=== STATED PROBLEM ===
Copy each line exactly.

=== ITEMS ===
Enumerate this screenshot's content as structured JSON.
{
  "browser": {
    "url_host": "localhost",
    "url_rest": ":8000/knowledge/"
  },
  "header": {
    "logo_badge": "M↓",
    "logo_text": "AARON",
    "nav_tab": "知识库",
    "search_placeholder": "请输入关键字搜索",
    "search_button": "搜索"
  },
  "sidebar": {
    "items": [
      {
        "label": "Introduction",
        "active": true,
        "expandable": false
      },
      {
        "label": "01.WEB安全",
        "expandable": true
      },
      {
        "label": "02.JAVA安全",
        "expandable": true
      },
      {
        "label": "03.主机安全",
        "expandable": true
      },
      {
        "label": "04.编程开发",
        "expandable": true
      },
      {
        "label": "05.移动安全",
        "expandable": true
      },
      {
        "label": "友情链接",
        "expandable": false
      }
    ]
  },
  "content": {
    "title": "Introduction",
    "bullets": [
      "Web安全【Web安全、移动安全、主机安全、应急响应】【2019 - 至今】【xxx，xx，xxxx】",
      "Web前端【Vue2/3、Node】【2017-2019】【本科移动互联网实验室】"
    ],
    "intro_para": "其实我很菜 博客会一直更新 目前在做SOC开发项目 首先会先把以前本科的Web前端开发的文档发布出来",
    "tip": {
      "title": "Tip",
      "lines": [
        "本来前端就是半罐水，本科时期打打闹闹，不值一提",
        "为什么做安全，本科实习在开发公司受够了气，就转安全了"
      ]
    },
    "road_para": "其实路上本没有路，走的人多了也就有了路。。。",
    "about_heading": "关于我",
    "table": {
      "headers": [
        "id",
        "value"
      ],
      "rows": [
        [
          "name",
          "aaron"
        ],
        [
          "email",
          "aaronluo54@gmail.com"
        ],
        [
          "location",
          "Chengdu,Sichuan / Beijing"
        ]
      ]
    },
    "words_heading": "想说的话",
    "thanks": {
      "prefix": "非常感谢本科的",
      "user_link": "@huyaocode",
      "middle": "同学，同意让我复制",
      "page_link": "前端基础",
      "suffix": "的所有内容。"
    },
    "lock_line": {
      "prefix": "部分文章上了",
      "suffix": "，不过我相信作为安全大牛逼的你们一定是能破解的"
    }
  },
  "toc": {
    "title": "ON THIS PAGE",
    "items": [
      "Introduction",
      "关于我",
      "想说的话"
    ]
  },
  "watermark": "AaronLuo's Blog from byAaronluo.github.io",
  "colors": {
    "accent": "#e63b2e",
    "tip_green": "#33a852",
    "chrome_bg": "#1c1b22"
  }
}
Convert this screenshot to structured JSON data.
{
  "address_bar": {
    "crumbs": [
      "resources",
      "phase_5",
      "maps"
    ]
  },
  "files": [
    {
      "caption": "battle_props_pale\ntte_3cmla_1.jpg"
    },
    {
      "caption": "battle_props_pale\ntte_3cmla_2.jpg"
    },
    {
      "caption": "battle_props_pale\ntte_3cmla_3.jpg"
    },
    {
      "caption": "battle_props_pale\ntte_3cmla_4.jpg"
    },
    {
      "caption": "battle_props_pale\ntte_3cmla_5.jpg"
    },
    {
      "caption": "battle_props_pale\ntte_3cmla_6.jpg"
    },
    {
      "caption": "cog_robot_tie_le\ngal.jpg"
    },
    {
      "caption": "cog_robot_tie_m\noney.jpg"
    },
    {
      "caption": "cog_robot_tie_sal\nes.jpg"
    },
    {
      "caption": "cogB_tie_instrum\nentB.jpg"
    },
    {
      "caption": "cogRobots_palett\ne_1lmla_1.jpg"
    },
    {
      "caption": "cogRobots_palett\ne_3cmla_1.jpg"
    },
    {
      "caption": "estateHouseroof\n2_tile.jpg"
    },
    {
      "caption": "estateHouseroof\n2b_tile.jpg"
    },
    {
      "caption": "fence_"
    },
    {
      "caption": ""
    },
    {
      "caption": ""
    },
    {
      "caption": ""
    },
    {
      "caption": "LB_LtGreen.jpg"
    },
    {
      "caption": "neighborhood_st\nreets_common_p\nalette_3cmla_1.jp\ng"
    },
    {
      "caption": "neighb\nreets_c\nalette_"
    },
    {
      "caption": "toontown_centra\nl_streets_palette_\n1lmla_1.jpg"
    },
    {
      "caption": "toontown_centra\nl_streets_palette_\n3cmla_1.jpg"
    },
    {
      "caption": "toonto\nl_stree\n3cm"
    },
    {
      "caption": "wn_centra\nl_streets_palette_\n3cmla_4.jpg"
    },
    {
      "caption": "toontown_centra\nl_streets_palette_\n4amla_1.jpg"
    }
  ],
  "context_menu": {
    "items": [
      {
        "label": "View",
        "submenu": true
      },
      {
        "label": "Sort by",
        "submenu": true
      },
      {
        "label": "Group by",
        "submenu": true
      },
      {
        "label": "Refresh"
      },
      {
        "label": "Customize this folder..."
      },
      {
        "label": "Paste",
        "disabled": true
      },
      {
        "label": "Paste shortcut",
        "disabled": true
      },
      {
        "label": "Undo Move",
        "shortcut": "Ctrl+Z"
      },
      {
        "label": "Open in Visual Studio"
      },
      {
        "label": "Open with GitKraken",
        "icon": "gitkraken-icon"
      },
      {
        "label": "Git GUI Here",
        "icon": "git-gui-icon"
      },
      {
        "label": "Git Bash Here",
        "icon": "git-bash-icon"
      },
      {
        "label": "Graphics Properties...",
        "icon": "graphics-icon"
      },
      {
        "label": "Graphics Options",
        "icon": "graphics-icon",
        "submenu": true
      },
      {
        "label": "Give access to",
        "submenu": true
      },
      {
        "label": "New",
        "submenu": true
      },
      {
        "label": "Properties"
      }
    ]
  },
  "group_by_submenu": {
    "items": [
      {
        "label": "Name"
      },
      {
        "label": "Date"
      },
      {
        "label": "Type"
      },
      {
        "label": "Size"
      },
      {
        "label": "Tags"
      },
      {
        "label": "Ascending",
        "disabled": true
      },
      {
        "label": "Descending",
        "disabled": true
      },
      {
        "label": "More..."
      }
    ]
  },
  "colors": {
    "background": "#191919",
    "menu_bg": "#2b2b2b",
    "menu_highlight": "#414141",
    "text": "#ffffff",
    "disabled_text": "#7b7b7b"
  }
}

=== TASK ANSWER ===
Enumerate this screenshot's content as structured JSON.
{
  "browser": {
    "url_host": "localhost",
    "url_rest": ":8000/knowledge/"
  },
  "header": {
    "logo_badge": "M↓",
    "logo_text": "AARON",
    "nav_tab": "知识库",
    "search_placeholder": "请输入关键字搜索",
    "search_button": "搜索"
  },
  "sidebar": {
    "items": [
      {
        "label": "Introduction",
        "active": true,
        "expandable": false
      },
      {
        "label": "01.WEB安全",
        "expandable": true
      },
      {
        "label": "02.JAVA安全",
        "expandable": true
      },
      {
        "label": "03.主机安全",
        "expandable": true
      },
      {
        "label": "04.编程开发",
        "expandable": true
      },
      {
        "label": "05.移动安全",
        "expandable": true
      },
      {
        "label": "友情链接",
        "expandable": false
      }
    ]
  },
  "content": {
    "title": "Introduction",
    "bullets": [
      "Web安全【Web安全、移动安全、主机安全、应急响应】【2019 - 至今】【xxx，xx，xxxx】",
      "Web前端【Vue2/3、Node】【2017-2019】【本科移动互联网实验室】"
    ],
    "intro_para": "其实我很菜 博客会一直更新 目前在做SOC开发项目 首先会先把以前本科的Web前端开发的文档发布出来",
    "tip": {
      "title": "Tip",
      "lines": [
        "本来前端就是半罐水，本科时期打打闹闹，不值一提",
        "为什么做安全，本科实习在开发公司受够了气，就转安全了"
      ]
    },
    "road_para": "其实路上本没有路，走的人多了也就有了路。。。",
    "about_heading": "关于我",
    "table": {
      "headers": [
        "id",
        "value"
      ],
      "rows": [
        [
          "name",
          "aaron"
        ],
        [
          "email",
          "aaronluo54@gmail.com"
        ],
        [
          "location",
          "Chengdu,Sichuan / Beijing"
        ]
      ]
    },
    "words_heading": "想说的话",
    "thanks": {
      "prefix": "非常感谢本科的",
      "user_link": "@huyaocode",
      "middle": "同学，同意让我复制",
      "page_link": "前端基础",
      "suffix": "的所有内容。"
    },
    "lock_line": {
      "prefix": "部分文章上了",
      "suffix": "，不过我相信作为安全大牛逼的你们一定是能破解的"
    }
  },
  "toc": {
    "title": "ON THIS PAGE",
    "items": [
      "Introduction",
      "关于我",
      "想说的话"
    ]
  },
  "watermark": "AaronLuo's Blog from byAaronluo.github.io",
  "colors": {
    "accent": "#e63b2e",
    "tip_green": "#33a852",
    "chrome_bg": "#1c1b22"
  }
}
Convert this screenshot to structured JSON data.
{
  "address_bar": {
    "crumbs": [
      "resources",
      "phase_5",
      "maps"
    ]
  },
  "files": [
    {
      "caption": "battle_props_pale\ntte_3cmla_1.jpg"
    },
    {
      "caption": "battle_props_pale\ntte_3cmla_2.jpg"
    },
    {
      "caption": "battle_props_pale\ntte_3cmla_3.jpg"
    },
    {
      "caption": "battle_props_pale\ntte_3cmla_4.jpg"
    },
    {
      "caption": "battle_props_pale\ntte_3cmla_5.jpg"
    },
    {
      "caption": "battle_props_pale\ntte_3cmla_6.jpg"
    },
    {
      "caption": "cog_robot_tie_le\ngal.jpg"
    },
    {
      "caption": "cog_robot_tie_m\noney.jpg"
    },
    {
      "caption": "cog_robot_tie_sal\nes.jpg"
    },
    {
      "caption": "cogB_tie_instrum\nentB.jpg"
    },
    {
      "caption": "cogRobots_palett\ne_1lmla_1.jpg"
    },
    {
      "caption": "cogRobots_palett\ne_3cmla_1.jpg"
    },
    {
      "caption": "estateHouseroof\n2_tile.jpg"
    },
    {
      "caption": "estateHouseroof\n2b_tile.jpg"
    },
    {
      "caption": "fence_"
    },
    {
      "caption": ""
    },
    {
      "caption": ""
    },
    {
      "caption": ""
    },
    {
      "caption": "LB_LtGreen.jpg"
    },
    {
      "caption": "neighborhood_st\nreets_common_p\nalette_3cmla_1.jp\ng"
    },
    {
      "caption": "neighb\nreets_c\nalette_"
    },
    {
      "caption": "toontown_centra\nl_streets_palette_\n1lmla_1.jpg"
    },
    {
      "caption": "toontown_centra\nl_streets_palette_\n3cmla_1.jpg"
    },
    {
      "caption": "toonto\nl_stree\n3cm"
    },
    {
      "caption": "wn_centra\nl_streets_palette_\n3cmla_4.jpg"
    },
    {
      "caption": "toontown_centra\nl_streets_palette_\n4amla_1.jpg"
    }
  ],
  "context_menu": {
    "items": [
      {
        "label": "View",
        "submenu": true
      },
      {
        "label": "Sort by",
        "submenu": true
      },
      {
        "label": "Group by",
        "submenu": true
      },
      {
        "label": "Refresh"
      },
      {
        "label": "Customize this folder..."
      },
      {
        "label": "Paste",
        "disabled": true
      },
      {
        "label": "Paste shortcut",
        "disabled": true
      },
      {
        "label": "Undo Move",
        "shortcut": "Ctrl+Z"
      },
      {
        "label": "Open in Visual Studio"
      },
      {
        "label": "Open with GitKraken",
        "icon": "gitkraken-icon"
      },
      {
        "label": "Git GUI Here",
        "icon": "git-gui-icon"
      },
      {
        "label": "Git Bash Here",
        "icon": "git-bash-icon"
      },
      {
        "label": "Graphics Properties...",
        "icon": "graphics-icon"
      },
      {
        "label": "Graphics Options",
        "icon": "graphics-icon",
        "submenu": true
      },
      {
        "label": "Give access to",
        "submenu": true
      },
      {
        "label": "New",
        "submenu": true
      },
      {
        "label": "Properties"
      }
    ]
  },
  "group_by_submenu": {
    "items": [
      {
        "label": "Name"
      },
      {
        "label": "Date"
      },
      {
        "label": "Type"
      },
      {
        "label": "Size"
      },
      {
        "label": "Tags"
      },
      {
        "label": "Ascending",
        "disabled": true
      },
      {
        "label": "Descending",
        "disabled": true
      },
      {
        "label": "More..."
      }
    ]
  },
  "colors": {
    "background": "#191919",
    "menu_bg": "#2b2b2b",
    "menu_highlight": "#414141",
    "text": "#ffffff",
    "disabled_text": "#7b7b7b"
  }
}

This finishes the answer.